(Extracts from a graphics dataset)
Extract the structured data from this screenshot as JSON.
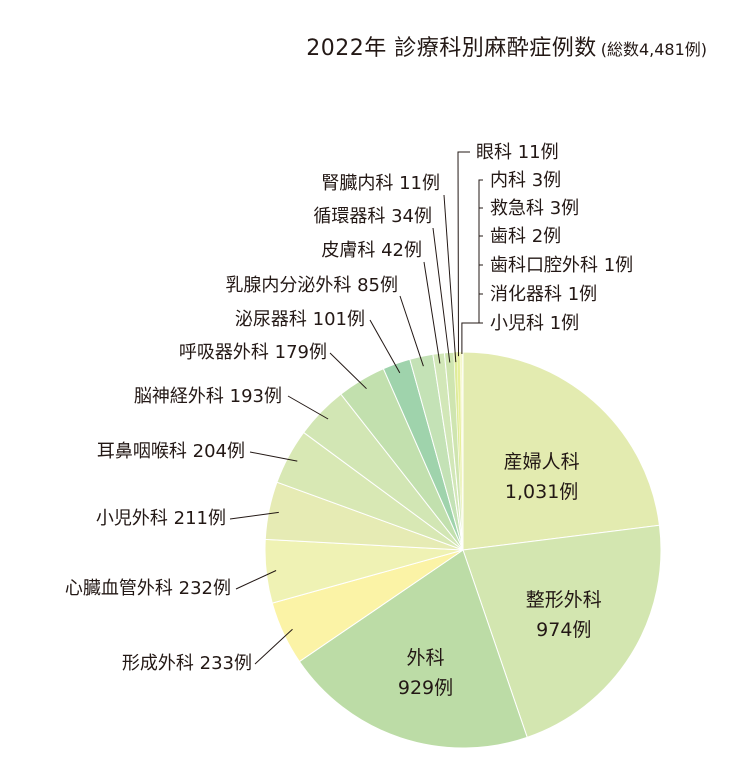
{
  "chart_data": {
    "type": "pie",
    "title": "2022年 診療科別麻酔症例数",
    "subtitle": "(総数4,481例)",
    "categories": [
      "産婦人科",
      "整形外科",
      "外科",
      "形成外科",
      "心臓血管外科",
      "小児外科",
      "耳鼻咽喉科",
      "脳神経外科",
      "呼吸器外科",
      "泌尿器科",
      "乳腺内分泌外科",
      "皮膚科",
      "循環器科",
      "腎臓内科",
      "眼科",
      "内科",
      "救急科",
      "歯科",
      "歯科口腔外科",
      "消化器科",
      "小児科"
    ],
    "values": [
      1031,
      974,
      929,
      233,
      232,
      211,
      204,
      193,
      179,
      101,
      85,
      42,
      34,
      11,
      11,
      3,
      3,
      2,
      1,
      1,
      1
    ],
    "labels": [
      "産婦人科\n1,031例",
      "整形外科\n974例",
      "外科\n929例",
      "形成外科 233例",
      "心臓血管外科 232例",
      "小児外科 211例",
      "耳鼻咽喉科 204例",
      "脳神経外科 193例",
      "呼吸器外科 179例",
      "泌尿器科 101例",
      "乳腺内分泌外科 85例",
      "皮膚科 42例",
      "循環器科 34例",
      "腎臓内科 11例",
      "眼科 11例",
      "内科 3例",
      "救急科 3例",
      "歯科 2例",
      "歯科口腔外科 1例",
      "消化器科 1例",
      "小児科 1例"
    ],
    "colors": [
      "#e3ebb0",
      "#d3e6b0",
      "#bcdca6",
      "#fbf3a6",
      "#eff2b4",
      "#e6ebb4",
      "#d8e8b4",
      "#d2e6b4",
      "#c2e0ae",
      "#9fd3ac",
      "#c4e2b6",
      "#d2e7b8",
      "#cfe5b0",
      "#dfec9a",
      "#e6ef9a",
      "#ecf29c",
      "#edf29c",
      "#eef39c",
      "#eef3a0",
      "#eef3a0",
      "#eef3a0"
    ]
  }
}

● **DIRECTIONS**:
Omit every picture, then reproduce the rest of the listing exactly.

● **PROBLEM SOLUTION**:
Extract the structured data from this screenshot as JSON.
{
  "chart_data": {
    "type": "pie",
    "title": "2022年 診療科別麻酔症例数",
    "subtitle": "(総数4,481例)",
    "categories": [
      "産婦人科",
      "整形外科",
      "外科",
      "形成外科",
      "心臓血管外科",
      "小児外科",
      "耳鼻咽喉科",
      "脳神経外科",
      "呼吸器外科",
      "泌尿器科",
      "乳腺内分泌外科",
      "皮膚科",
      "循環器科",
      "腎臓内科",
      "眼科",
      "内科",
      "救急科",
      "歯科",
      "歯科口腔外科",
      "消化器科",
      "小児科"
    ],
    "values": [
      1031,
      974,
      929,
      233,
      232,
      211,
      204,
      193,
      179,
      101,
      85,
      42,
      34,
      11,
      11,
      3,
      3,
      2,
      1,
      1,
      1
    ],
    "labels": [
      "産婦人科\n1,031例",
      "整形外科\n974例",
      "外科\n929例",
      "形成外科 233例",
      "心臓血管外科 232例",
      "小児外科 211例",
      "耳鼻咽喉科 204例",
      "脳神経外科 193例",
      "呼吸器外科 179例",
      "泌尿器科 101例",
      "乳腺内分泌外科 85例",
      "皮膚科 42例",
      "循環器科 34例",
      "腎臓内科 11例",
      "眼科 11例",
      "内科 3例",
      "救急科 3例",
      "歯科 2例",
      "歯科口腔外科 1例",
      "消化器科 1例",
      "小児科 1例"
    ],
    "colors": [
      "#e3ebb0",
      "#d3e6b0",
      "#bcdca6",
      "#fbf3a6",
      "#eff2b4",
      "#e6ebb4",
      "#d8e8b4",
      "#d2e6b4",
      "#c2e0ae",
      "#9fd3ac",
      "#c4e2b6",
      "#d2e7b8",
      "#cfe5b0",
      "#dfec9a",
      "#e6ef9a",
      "#ecf29c",
      "#edf29c",
      "#eef39c",
      "#eef3a0",
      "#eef3a0",
      "#eef3a0"
    ]
  }
}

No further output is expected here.